> Exercise instructions
Report back every line of the entries that contains "behöver", exactly as written.

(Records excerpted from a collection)
==================================================

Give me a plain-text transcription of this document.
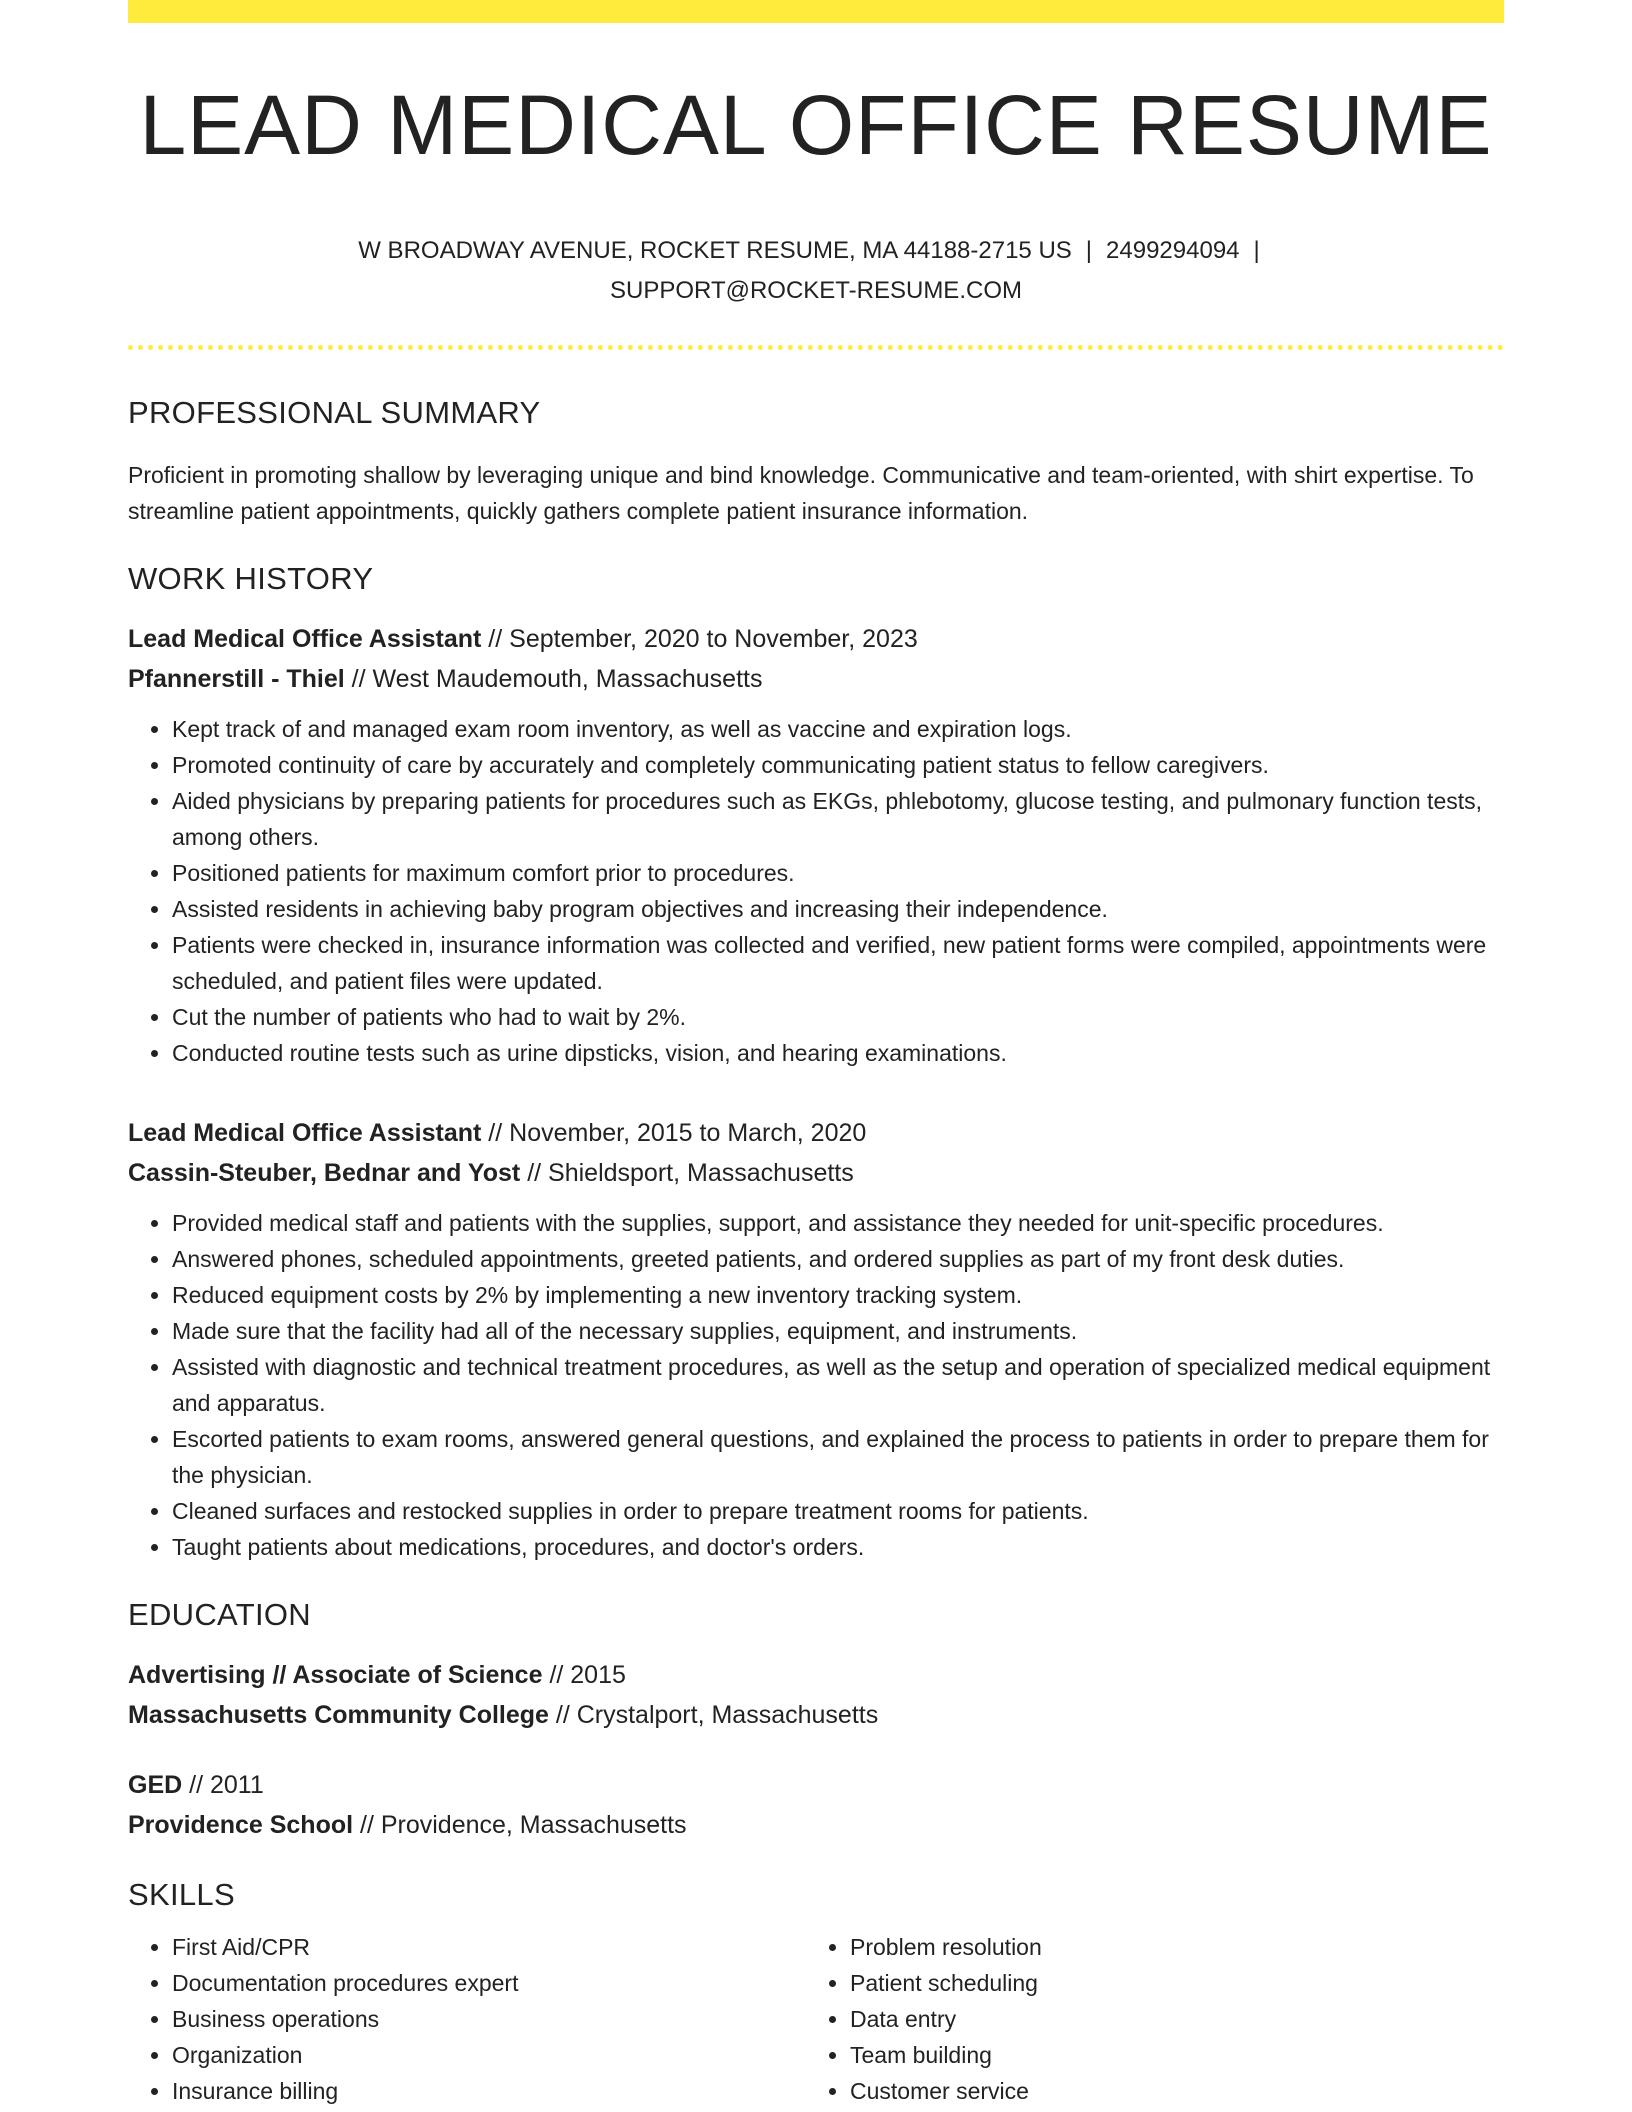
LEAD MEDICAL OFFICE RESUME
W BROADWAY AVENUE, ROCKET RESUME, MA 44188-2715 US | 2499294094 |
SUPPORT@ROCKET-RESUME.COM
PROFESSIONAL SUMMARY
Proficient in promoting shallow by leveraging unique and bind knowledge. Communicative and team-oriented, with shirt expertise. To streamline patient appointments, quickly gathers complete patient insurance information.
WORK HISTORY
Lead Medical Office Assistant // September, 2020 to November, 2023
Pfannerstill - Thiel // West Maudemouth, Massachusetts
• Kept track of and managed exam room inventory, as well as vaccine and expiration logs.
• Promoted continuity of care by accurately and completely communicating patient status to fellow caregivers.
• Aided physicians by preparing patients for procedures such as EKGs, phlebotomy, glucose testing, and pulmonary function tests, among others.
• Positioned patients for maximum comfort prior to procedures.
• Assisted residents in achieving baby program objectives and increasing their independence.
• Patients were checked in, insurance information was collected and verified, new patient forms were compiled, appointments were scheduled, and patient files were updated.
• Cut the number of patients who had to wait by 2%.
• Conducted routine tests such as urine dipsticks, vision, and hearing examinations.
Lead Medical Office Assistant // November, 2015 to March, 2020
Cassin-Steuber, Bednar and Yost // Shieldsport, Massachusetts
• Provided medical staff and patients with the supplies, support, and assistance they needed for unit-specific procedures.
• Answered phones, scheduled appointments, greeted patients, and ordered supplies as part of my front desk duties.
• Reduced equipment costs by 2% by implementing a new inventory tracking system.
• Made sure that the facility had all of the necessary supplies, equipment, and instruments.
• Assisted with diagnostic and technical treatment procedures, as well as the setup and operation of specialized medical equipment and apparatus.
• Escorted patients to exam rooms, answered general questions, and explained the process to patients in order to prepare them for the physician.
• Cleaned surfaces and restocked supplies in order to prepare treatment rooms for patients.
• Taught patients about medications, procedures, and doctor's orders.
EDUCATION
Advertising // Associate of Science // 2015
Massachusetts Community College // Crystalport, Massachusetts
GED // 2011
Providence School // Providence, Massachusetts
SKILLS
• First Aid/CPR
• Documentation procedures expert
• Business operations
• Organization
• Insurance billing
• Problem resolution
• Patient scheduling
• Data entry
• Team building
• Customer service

==================================================

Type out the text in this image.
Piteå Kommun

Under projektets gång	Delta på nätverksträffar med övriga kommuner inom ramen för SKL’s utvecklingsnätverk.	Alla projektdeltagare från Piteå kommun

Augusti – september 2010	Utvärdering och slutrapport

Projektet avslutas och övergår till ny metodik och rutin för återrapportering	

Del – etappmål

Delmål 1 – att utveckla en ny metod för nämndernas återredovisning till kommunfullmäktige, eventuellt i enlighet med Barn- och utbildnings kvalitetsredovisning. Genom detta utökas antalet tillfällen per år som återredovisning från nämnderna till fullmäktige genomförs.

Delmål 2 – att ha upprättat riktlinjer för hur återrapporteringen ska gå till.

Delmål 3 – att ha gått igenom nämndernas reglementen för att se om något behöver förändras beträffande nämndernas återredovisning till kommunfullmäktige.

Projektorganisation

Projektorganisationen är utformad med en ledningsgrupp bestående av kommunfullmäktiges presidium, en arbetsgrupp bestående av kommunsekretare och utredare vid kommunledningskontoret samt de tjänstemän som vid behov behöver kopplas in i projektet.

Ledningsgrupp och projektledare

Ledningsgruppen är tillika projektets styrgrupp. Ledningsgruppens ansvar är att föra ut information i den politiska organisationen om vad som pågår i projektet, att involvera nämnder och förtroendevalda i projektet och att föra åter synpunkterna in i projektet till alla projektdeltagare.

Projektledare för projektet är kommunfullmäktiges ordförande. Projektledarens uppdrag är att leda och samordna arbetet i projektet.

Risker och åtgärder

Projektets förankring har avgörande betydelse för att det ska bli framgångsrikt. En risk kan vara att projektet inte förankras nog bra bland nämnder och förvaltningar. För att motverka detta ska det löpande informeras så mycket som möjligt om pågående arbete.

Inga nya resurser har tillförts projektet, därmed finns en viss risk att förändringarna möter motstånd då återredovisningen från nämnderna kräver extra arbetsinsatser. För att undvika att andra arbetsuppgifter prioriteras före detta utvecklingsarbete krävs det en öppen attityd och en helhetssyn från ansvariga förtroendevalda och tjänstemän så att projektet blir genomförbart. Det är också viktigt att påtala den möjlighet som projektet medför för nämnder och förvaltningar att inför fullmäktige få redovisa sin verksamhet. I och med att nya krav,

==================================================

> Exercise solution
Delmål 3 – att ha gått igenom nämndernas reglementen för att se om något behöver förändras beträffande nämndernas återredovisning till kommunfullmäktige.
Projektorganisationen är utformad med en ledningsgrupp bestående av kommunfullmäktiges presidium, en arbetsgrupp bestående av kommunsekretare och utredare vid kommunledningskontoret samt de tjänstemän som vid behov behöver kopplas in i projektet.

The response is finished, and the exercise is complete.